>>>

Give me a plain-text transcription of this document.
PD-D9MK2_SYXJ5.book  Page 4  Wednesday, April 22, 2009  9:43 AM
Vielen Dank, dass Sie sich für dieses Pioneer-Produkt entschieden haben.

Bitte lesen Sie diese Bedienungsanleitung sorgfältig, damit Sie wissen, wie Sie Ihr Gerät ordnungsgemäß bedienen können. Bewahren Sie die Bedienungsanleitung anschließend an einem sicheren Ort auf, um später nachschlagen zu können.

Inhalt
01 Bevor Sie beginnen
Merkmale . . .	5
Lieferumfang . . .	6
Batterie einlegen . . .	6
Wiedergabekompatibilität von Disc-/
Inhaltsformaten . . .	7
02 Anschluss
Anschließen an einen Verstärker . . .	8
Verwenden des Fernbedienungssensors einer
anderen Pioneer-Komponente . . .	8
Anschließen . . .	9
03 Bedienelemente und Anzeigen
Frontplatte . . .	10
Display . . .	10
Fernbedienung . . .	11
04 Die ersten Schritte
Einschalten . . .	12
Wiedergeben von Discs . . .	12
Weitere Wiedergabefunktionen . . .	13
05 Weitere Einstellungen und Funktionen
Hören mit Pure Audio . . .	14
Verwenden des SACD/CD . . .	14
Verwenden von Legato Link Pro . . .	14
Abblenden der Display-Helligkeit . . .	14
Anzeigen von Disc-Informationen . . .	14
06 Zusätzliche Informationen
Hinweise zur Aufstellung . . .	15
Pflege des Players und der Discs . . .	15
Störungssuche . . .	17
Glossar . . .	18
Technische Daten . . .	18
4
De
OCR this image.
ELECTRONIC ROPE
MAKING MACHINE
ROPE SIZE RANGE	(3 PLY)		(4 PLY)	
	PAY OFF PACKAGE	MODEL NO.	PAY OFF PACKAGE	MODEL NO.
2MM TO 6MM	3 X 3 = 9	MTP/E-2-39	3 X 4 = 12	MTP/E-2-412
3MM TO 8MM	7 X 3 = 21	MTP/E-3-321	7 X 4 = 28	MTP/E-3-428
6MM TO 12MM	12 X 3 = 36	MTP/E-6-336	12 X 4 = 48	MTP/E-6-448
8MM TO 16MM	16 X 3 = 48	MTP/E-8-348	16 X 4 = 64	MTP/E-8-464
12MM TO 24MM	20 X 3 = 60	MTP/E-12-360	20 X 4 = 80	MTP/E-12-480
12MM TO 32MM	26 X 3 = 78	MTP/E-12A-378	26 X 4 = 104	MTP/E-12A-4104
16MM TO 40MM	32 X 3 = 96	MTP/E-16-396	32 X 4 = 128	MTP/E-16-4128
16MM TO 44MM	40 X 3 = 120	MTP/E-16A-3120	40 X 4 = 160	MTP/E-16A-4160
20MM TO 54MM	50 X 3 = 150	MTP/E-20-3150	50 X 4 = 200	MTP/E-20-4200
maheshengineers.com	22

<<<

» Direction
Lines from the one containing "OCR this image." through the final line are to be given again verbatim, with nothing before or after.

» Task output
OCR this image.
ELECTRONIC ROPE
MAKING MACHINE
ROPE SIZE RANGE	(3 PLY)		(4 PLY)	
	PAY OFF PACKAGE	MODEL NO.	PAY OFF PACKAGE	MODEL NO.
2MM TO 6MM	3 X 3 = 9	MTP/E-2-39	3 X 4 = 12	MTP/E-2-412
3MM TO 8MM	7 X 3 = 21	MTP/E-3-321	7 X 4 = 28	MTP/E-3-428
6MM TO 12MM	12 X 3 = 36	MTP/E-6-336	12 X 4 = 48	MTP/E-6-448
8MM TO 16MM	16 X 3 = 48	MTP/E-8-348	16 X 4 = 64	MTP/E-8-464
12MM TO 24MM	20 X 3 = 60	MTP/E-12-360	20 X 4 = 80	MTP/E-12-480
12MM TO 32MM	26 X 3 = 78	MTP/E-12A-378	26 X 4 = 104	MTP/E-12A-4104
16MM TO 40MM	32 X 3 = 96	MTP/E-16-396	32 X 4 = 128	MTP/E-16-4128
16MM TO 44MM	40 X 3 = 120	MTP/E-16A-3120	40 X 4 = 160	MTP/E-16A-4160
20MM TO 54MM	50 X 3 = 150	MTP/E-20-3150	50 X 4 = 200	MTP/E-20-4200
maheshengineers.com	22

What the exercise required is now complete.